* BEGIN Data to process *

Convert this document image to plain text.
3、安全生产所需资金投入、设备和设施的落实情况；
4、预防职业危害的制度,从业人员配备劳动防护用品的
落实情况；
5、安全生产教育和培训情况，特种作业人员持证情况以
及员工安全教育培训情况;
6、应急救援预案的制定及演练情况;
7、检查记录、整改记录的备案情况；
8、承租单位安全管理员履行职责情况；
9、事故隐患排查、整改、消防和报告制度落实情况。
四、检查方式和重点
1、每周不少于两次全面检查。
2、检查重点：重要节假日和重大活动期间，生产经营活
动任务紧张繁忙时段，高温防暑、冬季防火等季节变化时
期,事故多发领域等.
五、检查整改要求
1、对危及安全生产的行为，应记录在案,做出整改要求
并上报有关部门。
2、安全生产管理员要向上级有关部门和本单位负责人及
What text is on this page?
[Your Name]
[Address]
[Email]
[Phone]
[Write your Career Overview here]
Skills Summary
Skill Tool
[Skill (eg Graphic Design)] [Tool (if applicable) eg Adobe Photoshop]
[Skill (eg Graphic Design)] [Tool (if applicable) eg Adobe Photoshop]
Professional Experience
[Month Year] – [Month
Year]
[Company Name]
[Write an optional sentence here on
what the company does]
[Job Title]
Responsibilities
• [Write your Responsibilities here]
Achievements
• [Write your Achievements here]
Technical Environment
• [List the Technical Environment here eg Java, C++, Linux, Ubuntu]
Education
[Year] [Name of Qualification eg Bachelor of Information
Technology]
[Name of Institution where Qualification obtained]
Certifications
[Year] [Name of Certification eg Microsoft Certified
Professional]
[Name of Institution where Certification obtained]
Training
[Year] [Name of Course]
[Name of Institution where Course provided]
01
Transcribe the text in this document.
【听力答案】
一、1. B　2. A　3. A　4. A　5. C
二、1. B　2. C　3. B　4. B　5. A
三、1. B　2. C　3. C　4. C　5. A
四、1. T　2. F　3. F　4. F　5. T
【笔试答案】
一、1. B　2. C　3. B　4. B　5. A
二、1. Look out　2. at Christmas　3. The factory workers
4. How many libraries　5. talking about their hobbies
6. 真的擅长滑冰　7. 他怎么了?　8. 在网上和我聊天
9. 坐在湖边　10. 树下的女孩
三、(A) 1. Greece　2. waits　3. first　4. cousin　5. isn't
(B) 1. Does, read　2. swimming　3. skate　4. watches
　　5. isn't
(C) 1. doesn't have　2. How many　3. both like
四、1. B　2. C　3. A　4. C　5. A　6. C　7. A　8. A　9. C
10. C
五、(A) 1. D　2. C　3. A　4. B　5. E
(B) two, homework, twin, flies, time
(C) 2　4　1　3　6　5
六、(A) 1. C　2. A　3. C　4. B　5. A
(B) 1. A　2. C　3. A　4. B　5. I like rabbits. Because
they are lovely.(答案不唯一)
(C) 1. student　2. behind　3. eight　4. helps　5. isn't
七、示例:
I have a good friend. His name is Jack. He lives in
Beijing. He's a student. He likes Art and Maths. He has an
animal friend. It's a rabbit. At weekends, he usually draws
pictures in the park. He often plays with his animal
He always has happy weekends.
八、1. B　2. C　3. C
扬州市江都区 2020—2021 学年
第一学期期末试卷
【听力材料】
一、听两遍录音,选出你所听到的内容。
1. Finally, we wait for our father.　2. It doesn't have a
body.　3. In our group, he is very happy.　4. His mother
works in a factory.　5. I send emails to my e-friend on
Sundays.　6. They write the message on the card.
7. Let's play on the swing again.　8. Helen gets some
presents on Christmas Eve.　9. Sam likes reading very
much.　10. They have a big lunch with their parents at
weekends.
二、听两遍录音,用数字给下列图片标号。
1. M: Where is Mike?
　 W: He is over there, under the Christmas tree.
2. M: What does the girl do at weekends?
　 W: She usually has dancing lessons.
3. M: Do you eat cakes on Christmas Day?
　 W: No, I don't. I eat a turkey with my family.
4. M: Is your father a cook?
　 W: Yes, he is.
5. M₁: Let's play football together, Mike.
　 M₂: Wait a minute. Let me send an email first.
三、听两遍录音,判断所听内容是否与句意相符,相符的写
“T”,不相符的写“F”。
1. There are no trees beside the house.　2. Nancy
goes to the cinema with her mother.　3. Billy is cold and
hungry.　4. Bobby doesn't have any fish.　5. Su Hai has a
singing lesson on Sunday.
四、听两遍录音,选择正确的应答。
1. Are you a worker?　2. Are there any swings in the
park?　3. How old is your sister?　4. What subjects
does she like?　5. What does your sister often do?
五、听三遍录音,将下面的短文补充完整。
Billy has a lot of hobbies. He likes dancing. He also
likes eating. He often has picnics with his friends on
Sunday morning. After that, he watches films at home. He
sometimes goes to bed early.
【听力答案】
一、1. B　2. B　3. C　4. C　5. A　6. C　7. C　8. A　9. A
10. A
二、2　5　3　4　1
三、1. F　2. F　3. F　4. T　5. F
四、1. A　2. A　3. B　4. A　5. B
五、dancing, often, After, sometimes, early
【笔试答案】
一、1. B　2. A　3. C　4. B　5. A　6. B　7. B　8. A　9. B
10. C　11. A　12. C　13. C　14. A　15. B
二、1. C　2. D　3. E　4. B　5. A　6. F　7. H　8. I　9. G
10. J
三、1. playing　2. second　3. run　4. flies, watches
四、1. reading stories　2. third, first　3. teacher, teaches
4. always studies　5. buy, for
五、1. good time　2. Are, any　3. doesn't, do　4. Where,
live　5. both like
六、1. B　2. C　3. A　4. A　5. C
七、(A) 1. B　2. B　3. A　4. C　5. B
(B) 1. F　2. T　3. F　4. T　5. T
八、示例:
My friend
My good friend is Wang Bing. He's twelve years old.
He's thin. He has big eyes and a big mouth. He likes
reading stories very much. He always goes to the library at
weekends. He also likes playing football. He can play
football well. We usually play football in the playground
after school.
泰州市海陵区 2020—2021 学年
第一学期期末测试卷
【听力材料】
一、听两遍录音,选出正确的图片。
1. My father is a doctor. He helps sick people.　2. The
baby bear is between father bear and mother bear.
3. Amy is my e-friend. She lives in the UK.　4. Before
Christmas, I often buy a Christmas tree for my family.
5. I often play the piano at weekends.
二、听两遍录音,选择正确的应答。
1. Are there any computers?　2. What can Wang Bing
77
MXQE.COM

* END Data to process *

▶ **Job**
Write the material out again word for word.

▶ **Solution for this problem**
Convert this document image to plain text.
3、安全生产所需资金投入、设备和设施的落实情况；
4、预防职业危害的制度,从业人员配备劳动防护用品的
落实情况；
5、安全生产教育和培训情况，特种作业人员持证情况以
及员工安全教育培训情况;
6、应急救援预案的制定及演练情况;
7、检查记录、整改记录的备案情况；
8、承租单位安全管理员履行职责情况；
9、事故隐患排查、整改、消防和报告制度落实情况。
四、检查方式和重点
1、每周不少于两次全面检查。
2、检查重点：重要节假日和重大活动期间，生产经营活
动任务紧张繁忙时段，高温防暑、冬季防火等季节变化时
期,事故多发领域等.
五、检查整改要求
1、对危及安全生产的行为，应记录在案,做出整改要求
并上报有关部门。
2、安全生产管理员要向上级有关部门和本单位负责人及
What text is on this page?
[Your Name]
[Address]
[Email]
[Phone]
[Write your Career Overview here]
Skills Summary
Skill Tool
[Skill (eg Graphic Design)] [Tool (if applicable) eg Adobe Photoshop]
[Skill (eg Graphic Design)] [Tool (if applicable) eg Adobe Photoshop]
Professional Experience
[Month Year] – [Month
Year]
[Company Name]
[Write an optional sentence here on
what the company does]
[Job Title]
Responsibilities
• [Write your Responsibilities here]
Achievements
• [Write your Achievements here]
Technical Environment
• [List the Technical Environment here eg Java, C++, Linux, Ubuntu]
Education
[Year] [Name of Qualification eg Bachelor of Information
Technology]
[Name of Institution where Qualification obtained]
Certifications
[Year] [Name of Certification eg Microsoft Certified
Professional]
[Name of Institution where Certification obtained]
Training
[Year] [Name of Course]
[Name of Institution where Course provided]
01
Transcribe the text in this document.
【听力答案】
一、1. B　2. A　3. A　4. A　5. C
二、1. B　2. C　3. B　4. B　5. A
三、1. B　2. C　3. C　4. C　5. A
四、1. T　2. F　3. F　4. F　5. T
【笔试答案】
一、1. B　2. C　3. B　4. B　5. A
二、1. Look out　2. at Christmas　3. The factory workers
4. How many libraries　5. talking about their hobbies
6. 真的擅长滑冰　7. 他怎么了?　8. 在网上和我聊天
9. 坐在湖边　10. 树下的女孩
三、(A) 1. Greece　2. waits　3. first　4. cousin　5. isn't
(B) 1. Does, read　2. swimming　3. skate　4. watches
　　5. isn't
(C) 1. doesn't have　2. How many　3. both like
四、1. B　2. C　3. A　4. C　5. A　6. C　7. A　8. A　9. C
10. C
五、(A) 1. D　2. C　3. A　4. B　5. E
(B) two, homework, twin, flies, time
(C) 2　4　1　3　6　5
六、(A) 1. C　2. A　3. C　4. B　5. A
(B) 1. A　2. C　3. A　4. B　5. I like rabbits. Because
they are lovely.(答案不唯一)
(C) 1. student　2. behind　3. eight　4. helps　5. isn't
七、示例:
I have a good friend. His name is Jack. He lives in
Beijing. He's a student. He likes Art and Maths. He has an
animal friend. It's a rabbit. At weekends, he usually draws
pictures in the park. He often plays with his animal
He always has happy weekends.
八、1. B　2. C　3. C
扬州市江都区 2020—2021 学年
第一学期期末试卷
【听力材料】
一、听两遍录音,选出你所听到的内容。
1. Finally, we wait for our father.　2. It doesn't have a
body.　3. In our group, he is very happy.　4. His mother
works in a factory.　5. I send emails to my e-friend on
Sundays.　6. They write the message on the card.
7. Let's play on the swing again.　8. Helen gets some
presents on Christmas Eve.　9. Sam likes reading very
much.　10. They have a big lunch with their parents at
weekends.
二、听两遍录音,用数字给下列图片标号。
1. M: Where is Mike?
　 W: He is over there, under the Christmas tree.
2. M: What does the girl do at weekends?
　 W: She usually has dancing lessons.
3. M: Do you eat cakes on Christmas Day?
　 W: No, I don't. I eat a turkey with my family.
4. M: Is your father a cook?
　 W: Yes, he is.
5. M₁: Let's play football together, Mike.
　 M₂: Wait a minute. Let me send an email first.
三、听两遍录音,判断所听内容是否与句意相符,相符的写
“T”,不相符的写“F”。
1. There are no trees beside the house.　2. Nancy
goes to the cinema with her mother.　3. Billy is cold and
hungry.　4. Bobby doesn't have any fish.　5. Su Hai has a
singing lesson on Sunday.
四、听两遍录音,选择正确的应答。
1. Are you a worker?　2. Are there any swings in the
park?　3. How old is your sister?　4. What subjects
does she like?　5. What does your sister often do?
五、听三遍录音,将下面的短文补充完整。
Billy has a lot of hobbies. He likes dancing. He also
likes eating. He often has picnics with his friends on
Sunday morning. After that, he watches films at home. He
sometimes goes to bed early.
【听力答案】
一、1. B　2. B　3. C　4. C　5. A　6. C　7. C　8. A　9. A
10. A
二、2　5　3　4　1
三、1. F　2. F　3. F　4. T　5. F
四、1. A　2. A　3. B　4. A　5. B
五、dancing, often, After, sometimes, early
【笔试答案】
一、1. B　2. A　3. C　4. B　5. A　6. B　7. B　8. A　9. B
10. C　11. A　12. C　13. C　14. A　15. B
二、1. C　2. D　3. E　4. B　5. A　6. F　7. H　8. I　9. G
10. J
三、1. playing　2. second　3. run　4. flies, watches
四、1. reading stories　2. third, first　3. teacher, teaches
4. always studies　5. buy, for
五、1. good time　2. Are, any　3. doesn't, do　4. Where,
live　5. both like
六、1. B　2. C　3. A　4. A　5. C
七、(A) 1. B　2. B　3. A　4. C　5. B
(B) 1. F　2. T　3. F　4. T　5. T
八、示例:
My friend
My good friend is Wang Bing. He's twelve years old.
He's thin. He has big eyes and a big mouth. He likes
reading stories very much. He always goes to the library at
weekends. He also likes playing football. He can play
football well. We usually play football in the playground
after school.
泰州市海陵区 2020—2021 学年
第一学期期末测试卷
【听力材料】
一、听两遍录音,选出正确的图片。
1. My father is a doctor. He helps sick people.　2. The
baby bear is between father bear and mother bear.
3. Amy is my e-friend. She lives in the UK.　4. Before
Christmas, I often buy a Christmas tree for my family.
5. I often play the piano at weekends.
二、听两遍录音,选择正确的应答。
1. Are there any computers?　2. What can Wang Bing
77
MXQE.COM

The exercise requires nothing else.